**Request:** Your task is to print every entry below exactly as given.

(Items listed in a dataset)
□ □ □ □ □ □ □
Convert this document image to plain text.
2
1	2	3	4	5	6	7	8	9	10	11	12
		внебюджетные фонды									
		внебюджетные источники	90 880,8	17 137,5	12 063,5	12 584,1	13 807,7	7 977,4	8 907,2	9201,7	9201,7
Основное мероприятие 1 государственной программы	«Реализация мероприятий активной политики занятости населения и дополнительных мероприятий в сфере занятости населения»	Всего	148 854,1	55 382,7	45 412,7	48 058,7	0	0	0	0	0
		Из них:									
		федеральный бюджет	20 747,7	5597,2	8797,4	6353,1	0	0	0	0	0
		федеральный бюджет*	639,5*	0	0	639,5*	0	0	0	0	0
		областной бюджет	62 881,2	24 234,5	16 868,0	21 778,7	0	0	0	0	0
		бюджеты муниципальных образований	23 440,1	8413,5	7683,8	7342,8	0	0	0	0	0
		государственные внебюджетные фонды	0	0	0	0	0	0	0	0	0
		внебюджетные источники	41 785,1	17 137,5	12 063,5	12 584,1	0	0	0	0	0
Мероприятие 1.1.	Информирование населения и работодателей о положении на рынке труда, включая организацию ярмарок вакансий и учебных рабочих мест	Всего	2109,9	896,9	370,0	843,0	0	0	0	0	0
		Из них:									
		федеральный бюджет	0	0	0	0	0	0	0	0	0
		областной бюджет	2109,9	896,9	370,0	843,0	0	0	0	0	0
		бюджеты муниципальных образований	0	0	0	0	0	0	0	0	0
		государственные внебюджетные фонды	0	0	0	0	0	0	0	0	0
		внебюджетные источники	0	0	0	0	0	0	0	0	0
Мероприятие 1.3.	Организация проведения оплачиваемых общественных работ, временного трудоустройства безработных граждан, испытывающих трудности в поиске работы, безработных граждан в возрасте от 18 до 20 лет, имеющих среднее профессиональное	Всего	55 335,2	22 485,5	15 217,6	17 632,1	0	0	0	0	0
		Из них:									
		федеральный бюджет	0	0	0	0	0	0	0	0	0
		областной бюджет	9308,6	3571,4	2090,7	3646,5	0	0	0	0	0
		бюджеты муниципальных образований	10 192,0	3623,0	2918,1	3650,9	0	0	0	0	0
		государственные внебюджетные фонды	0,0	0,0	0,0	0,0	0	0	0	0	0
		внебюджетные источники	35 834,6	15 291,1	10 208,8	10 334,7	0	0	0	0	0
□ □ □ □ □ □ □
**Response to this task:**
Convert this document image to plain text.
2
1	2	3	4	5	6	7	8	9	10	11	12
		внебюджетные фонды									
		внебюджетные источники	90 880,8	17 137,5	12 063,5	12 584,1	13 807,7	7 977,4	8 907,2	9201,7	9201,7
Основное мероприятие 1 государственной программы	«Реализация мероприятий активной политики занятости населения и дополнительных мероприятий в сфере занятости населения»	Всего	148 854,1	55 382,7	45 412,7	48 058,7	0	0	0	0	0
		Из них:									
		федеральный бюджет	20 747,7	5597,2	8797,4	6353,1	0	0	0	0	0
		федеральный бюджет*	639,5*	0	0	639,5*	0	0	0	0	0
		областной бюджет	62 881,2	24 234,5	16 868,0	21 778,7	0	0	0	0	0
		бюджеты муниципальных образований	23 440,1	8413,5	7683,8	7342,8	0	0	0	0	0
		государственные внебюджетные фонды	0	0	0	0	0	0	0	0	0
		внебюджетные источники	41 785,1	17 137,5	12 063,5	12 584,1	0	0	0	0	0
Мероприятие 1.1.	Информирование населения и работодателей о положении на рынке труда, включая организацию ярмарок вакансий и учебных рабочих мест	Всего	2109,9	896,9	370,0	843,0	0	0	0	0	0
		Из них:									
		федеральный бюджет	0	0	0	0	0	0	0	0	0
		областной бюджет	2109,9	896,9	370,0	843,0	0	0	0	0	0
		бюджеты муниципальных образований	0	0	0	0	0	0	0	0	0
		государственные внебюджетные фонды	0	0	0	0	0	0	0	0	0
		внебюджетные источники	0	0	0	0	0	0	0	0	0
Мероприятие 1.3.	Организация проведения оплачиваемых общественных работ, временного трудоустройства безработных граждан, испытывающих трудности в поиске работы, безработных граждан в возрасте от 18 до 20 лет, имеющих среднее профессиональное	Всего	55 335,2	22 485,5	15 217,6	17 632,1	0	0	0	0	0
		Из них:									
		федеральный бюджет	0	0	0	0	0	0	0	0	0
		областной бюджет	9308,6	3571,4	2090,7	3646,5	0	0	0	0	0
		бюджеты муниципальных образований	10 192,0	3623,0	2918,1	3650,9	0	0	0	0	0
		государственные внебюджетные фонды	0,0	0,0	0,0	0,0	0	0	0	0	0
		внебюджетные источники	35 834,6	15 291,1	10 208,8	10 334,7	0	0	0	0	0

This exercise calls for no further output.